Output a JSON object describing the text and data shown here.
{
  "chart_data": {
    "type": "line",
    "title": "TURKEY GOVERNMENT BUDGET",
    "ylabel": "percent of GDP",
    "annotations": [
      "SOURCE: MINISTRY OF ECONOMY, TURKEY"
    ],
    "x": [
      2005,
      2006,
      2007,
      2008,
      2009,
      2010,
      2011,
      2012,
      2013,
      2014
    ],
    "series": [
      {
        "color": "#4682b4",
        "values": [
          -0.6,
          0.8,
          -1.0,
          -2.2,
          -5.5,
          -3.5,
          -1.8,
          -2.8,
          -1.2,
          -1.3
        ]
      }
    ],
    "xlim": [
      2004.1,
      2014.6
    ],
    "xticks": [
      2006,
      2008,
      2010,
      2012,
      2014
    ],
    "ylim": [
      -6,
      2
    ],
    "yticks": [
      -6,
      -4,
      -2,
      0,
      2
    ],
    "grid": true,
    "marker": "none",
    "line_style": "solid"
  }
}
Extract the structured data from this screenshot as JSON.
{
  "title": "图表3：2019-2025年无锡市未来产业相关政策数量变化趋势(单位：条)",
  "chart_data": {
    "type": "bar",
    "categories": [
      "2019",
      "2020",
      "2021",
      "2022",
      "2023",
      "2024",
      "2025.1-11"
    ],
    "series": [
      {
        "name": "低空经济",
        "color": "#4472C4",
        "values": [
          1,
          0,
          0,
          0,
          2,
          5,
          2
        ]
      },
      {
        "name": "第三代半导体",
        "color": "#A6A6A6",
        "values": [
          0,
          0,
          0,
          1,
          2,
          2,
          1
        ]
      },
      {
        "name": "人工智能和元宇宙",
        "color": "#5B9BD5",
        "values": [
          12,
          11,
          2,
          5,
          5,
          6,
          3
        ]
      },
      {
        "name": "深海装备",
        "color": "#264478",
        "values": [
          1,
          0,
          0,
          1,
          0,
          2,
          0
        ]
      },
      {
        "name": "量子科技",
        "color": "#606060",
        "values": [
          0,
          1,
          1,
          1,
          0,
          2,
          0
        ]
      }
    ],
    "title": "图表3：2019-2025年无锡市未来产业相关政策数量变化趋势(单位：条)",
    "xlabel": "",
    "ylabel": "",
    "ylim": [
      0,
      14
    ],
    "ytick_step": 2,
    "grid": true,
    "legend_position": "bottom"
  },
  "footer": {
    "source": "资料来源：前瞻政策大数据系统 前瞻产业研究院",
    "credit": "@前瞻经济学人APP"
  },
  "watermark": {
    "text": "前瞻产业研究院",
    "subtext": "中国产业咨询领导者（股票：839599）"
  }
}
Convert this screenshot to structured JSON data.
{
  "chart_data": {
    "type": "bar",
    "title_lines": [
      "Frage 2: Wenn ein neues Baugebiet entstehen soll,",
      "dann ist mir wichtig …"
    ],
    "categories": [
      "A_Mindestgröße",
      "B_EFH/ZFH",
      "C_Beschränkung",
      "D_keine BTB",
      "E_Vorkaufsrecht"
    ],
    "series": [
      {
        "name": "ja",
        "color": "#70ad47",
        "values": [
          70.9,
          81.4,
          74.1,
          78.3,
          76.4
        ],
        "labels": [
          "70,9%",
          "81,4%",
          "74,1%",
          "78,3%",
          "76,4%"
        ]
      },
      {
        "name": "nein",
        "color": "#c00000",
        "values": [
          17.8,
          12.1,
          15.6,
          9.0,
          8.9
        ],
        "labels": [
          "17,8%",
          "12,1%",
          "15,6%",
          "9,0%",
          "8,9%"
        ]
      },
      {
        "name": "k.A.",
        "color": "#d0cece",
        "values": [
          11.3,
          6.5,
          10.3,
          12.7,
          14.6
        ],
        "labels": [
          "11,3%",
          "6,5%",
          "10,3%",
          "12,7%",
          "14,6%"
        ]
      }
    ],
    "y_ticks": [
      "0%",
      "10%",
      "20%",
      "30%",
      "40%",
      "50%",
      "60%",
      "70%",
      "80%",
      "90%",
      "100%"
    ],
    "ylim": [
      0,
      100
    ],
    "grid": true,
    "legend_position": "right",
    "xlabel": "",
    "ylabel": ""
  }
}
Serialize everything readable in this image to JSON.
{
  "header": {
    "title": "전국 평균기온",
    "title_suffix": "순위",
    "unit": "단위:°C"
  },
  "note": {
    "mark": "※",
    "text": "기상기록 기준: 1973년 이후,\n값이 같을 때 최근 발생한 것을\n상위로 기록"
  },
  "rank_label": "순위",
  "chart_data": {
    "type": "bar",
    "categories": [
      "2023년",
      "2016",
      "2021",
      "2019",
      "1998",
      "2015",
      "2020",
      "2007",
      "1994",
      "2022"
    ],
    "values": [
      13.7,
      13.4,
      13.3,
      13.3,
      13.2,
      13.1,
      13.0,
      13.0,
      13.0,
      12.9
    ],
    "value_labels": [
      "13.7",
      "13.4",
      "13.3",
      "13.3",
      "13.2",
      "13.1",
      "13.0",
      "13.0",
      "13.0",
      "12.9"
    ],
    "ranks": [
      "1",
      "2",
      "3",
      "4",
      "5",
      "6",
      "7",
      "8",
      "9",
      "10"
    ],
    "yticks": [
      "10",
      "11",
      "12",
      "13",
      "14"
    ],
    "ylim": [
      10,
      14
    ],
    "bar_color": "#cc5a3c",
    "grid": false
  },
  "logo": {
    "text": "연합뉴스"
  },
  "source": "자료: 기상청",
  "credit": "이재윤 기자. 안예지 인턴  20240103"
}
::::::
§ Your goal:
Transcribe the entire listing above precisely.

§ Solution to the exercise:
Output a JSON object describing the text and data shown here.
{
  "chart_data": {
    "type": "line",
    "title": "TURKEY GOVERNMENT BUDGET",
    "ylabel": "percent of GDP",
    "annotations": [
      "SOURCE: MINISTRY OF ECONOMY, TURKEY"
    ],
    "x": [
      2005,
      2006,
      2007,
      2008,
      2009,
      2010,
      2011,
      2012,
      2013,
      2014
    ],
    "series": [
      {
        "color": "#4682b4",
        "values": [
          -0.6,
          0.8,
          -1.0,
          -2.2,
          -5.5,
          -3.5,
          -1.8,
          -2.8,
          -1.2,
          -1.3
        ]
      }
    ],
    "xlim": [
      2004.1,
      2014.6
    ],
    "xticks": [
      2006,
      2008,
      2010,
      2012,
      2014
    ],
    "ylim": [
      -6,
      2
    ],
    "yticks": [
      -6,
      -4,
      -2,
      0,
      2
    ],
    "grid": true,
    "marker": "none",
    "line_style": "solid"
  }
}
Extract the structured data from this screenshot as JSON.
{
  "title": "图表3：2019-2025年无锡市未来产业相关政策数量变化趋势(单位：条)",
  "chart_data": {
    "type": "bar",
    "categories": [
      "2019",
      "2020",
      "2021",
      "2022",
      "2023",
      "2024",
      "2025.1-11"
    ],
    "series": [
      {
        "name": "低空经济",
        "color": "#4472C4",
        "values": [
          1,
          0,
          0,
          0,
          2,
          5,
          2
        ]
      },
      {
        "name": "第三代半导体",
        "color": "#A6A6A6",
        "values": [
          0,
          0,
          0,
          1,
          2,
          2,
          1
        ]
      },
      {
        "name": "人工智能和元宇宙",
        "color": "#5B9BD5",
        "values": [
          12,
          11,
          2,
          5,
          5,
          6,
          3
        ]
      },
      {
        "name": "深海装备",
        "color": "#264478",
        "values": [
          1,
          0,
          0,
          1,
          0,
          2,
          0
        ]
      },
      {
        "name": "量子科技",
        "color": "#606060",
        "values": [
          0,
          1,
          1,
          1,
          0,
          2,
          0
        ]
      }
    ],
    "title": "图表3：2019-2025年无锡市未来产业相关政策数量变化趋势(单位：条)",
    "xlabel": "",
    "ylabel": "",
    "ylim": [
      0,
      14
    ],
    "ytick_step": 2,
    "grid": true,
    "legend_position": "bottom"
  },
  "footer": {
    "source": "资料来源：前瞻政策大数据系统 前瞻产业研究院",
    "credit": "@前瞻经济学人APP"
  },
  "watermark": {
    "text": "前瞻产业研究院",
    "subtext": "中国产业咨询领导者（股票：839599）"
  }
}
Convert this screenshot to structured JSON data.
{
  "chart_data": {
    "type": "bar",
    "title_lines": [
      "Frage 2: Wenn ein neues Baugebiet entstehen soll,",
      "dann ist mir wichtig …"
    ],
    "categories": [
      "A_Mindestgröße",
      "B_EFH/ZFH",
      "C_Beschränkung",
      "D_keine BTB",
      "E_Vorkaufsrecht"
    ],
    "series": [
      {
        "name": "ja",
        "color": "#70ad47",
        "values": [
          70.9,
          81.4,
          74.1,
          78.3,
          76.4
        ],
        "labels": [
          "70,9%",
          "81,4%",
          "74,1%",
          "78,3%",
          "76,4%"
        ]
      },
      {
        "name": "nein",
        "color": "#c00000",
        "values": [
          17.8,
          12.1,
          15.6,
          9.0,
          8.9
        ],
        "labels": [
          "17,8%",
          "12,1%",
          "15,6%",
          "9,0%",
          "8,9%"
        ]
      },
      {
        "name": "k.A.",
        "color": "#d0cece",
        "values": [
          11.3,
          6.5,
          10.3,
          12.7,
          14.6
        ],
        "labels": [
          "11,3%",
          "6,5%",
          "10,3%",
          "12,7%",
          "14,6%"
        ]
      }
    ],
    "y_ticks": [
      "0%",
      "10%",
      "20%",
      "30%",
      "40%",
      "50%",
      "60%",
      "70%",
      "80%",
      "90%",
      "100%"
    ],
    "ylim": [
      0,
      100
    ],
    "grid": true,
    "legend_position": "right",
    "xlabel": "",
    "ylabel": ""
  }
}
Serialize everything readable in this image to JSON.
{
  "header": {
    "title": "전국 평균기온",
    "title_suffix": "순위",
    "unit": "단위:°C"
  },
  "note": {
    "mark": "※",
    "text": "기상기록 기준: 1973년 이후,\n값이 같을 때 최근 발생한 것을\n상위로 기록"
  },
  "rank_label": "순위",
  "chart_data": {
    "type": "bar",
    "categories": [
      "2023년",
      "2016",
      "2021",
      "2019",
      "1998",
      "2015",
      "2020",
      "2007",
      "1994",
      "2022"
    ],
    "values": [
      13.7,
      13.4,
      13.3,
      13.3,
      13.2,
      13.1,
      13.0,
      13.0,
      13.0,
      12.9
    ],
    "value_labels": [
      "13.7",
      "13.4",
      "13.3",
      "13.3",
      "13.2",
      "13.1",
      "13.0",
      "13.0",
      "13.0",
      "12.9"
    ],
    "ranks": [
      "1",
      "2",
      "3",
      "4",
      "5",
      "6",
      "7",
      "8",
      "9",
      "10"
    ],
    "yticks": [
      "10",
      "11",
      "12",
      "13",
      "14"
    ],
    "ylim": [
      10,
      14
    ],
    "bar_color": "#cc5a3c",
    "grid": false
  },
  "logo": {
    "text": "연합뉴스"
  },
  "source": "자료: 기상청",
  "credit": "이재윤 기자. 안예지 인턴  20240103"
}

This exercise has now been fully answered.